═══ THE RECORDS

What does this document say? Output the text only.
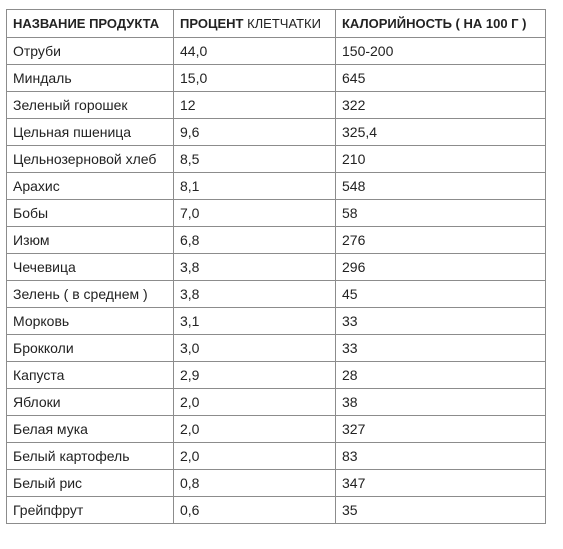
НАЗВАНИЕ ПРОДУКТА	ПРОЦЕНТ КЛЕТЧАТКИ	КАЛОРИЙНОСТЬ ( НА 100 Г )
Отруби	44,0	150-200
Миндаль	15,0	645
Зеленый горошек	12	322
Цельная пшеница	9,6	325,4
Цельнозерновой хлеб	8,5	210
Арахис	8,1	548
Бобы	7,0	58
Изюм	6,8	276
Чечевица	3,8	296
Зелень ( в среднем )	3,8	45
Морковь	3,1	33
Брокколи	3,0	33
Капуста	2,9	28
Яблоки	2,0	38
Белая мука	2,0	327
Белый картофель	2,0	83
Белый рис	0,8	347
Грейпфрут	0,6	35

══════

REQUIREMENT
Copy every record above exactly as written, but leave out the pictures.

ANSWER TO THE PROBLEM
What does this document say? Output the text only.
НАЗВАНИЕ ПРОДУКТА	ПРОЦЕНТ КЛЕТЧАТКИ	КАЛОРИЙНОСТЬ ( НА 100 Г )
Отруби	44,0	150-200
Миндаль	15,0	645
Зеленый горошек	12	322
Цельная пшеница	9,6	325,4
Цельнозерновой хлеб	8,5	210
Арахис	8,1	548
Бобы	7,0	58
Изюм	6,8	276
Чечевица	3,8	296
Зелень ( в среднем )	3,8	45
Морковь	3,1	33
Брокколи	3,0	33
Капуста	2,9	28
Яблоки	2,0	38
Белая мука	2,0	327
Белый картофель	2,0	83
Белый рис	0,8	347
Грейпфрут	0,6	35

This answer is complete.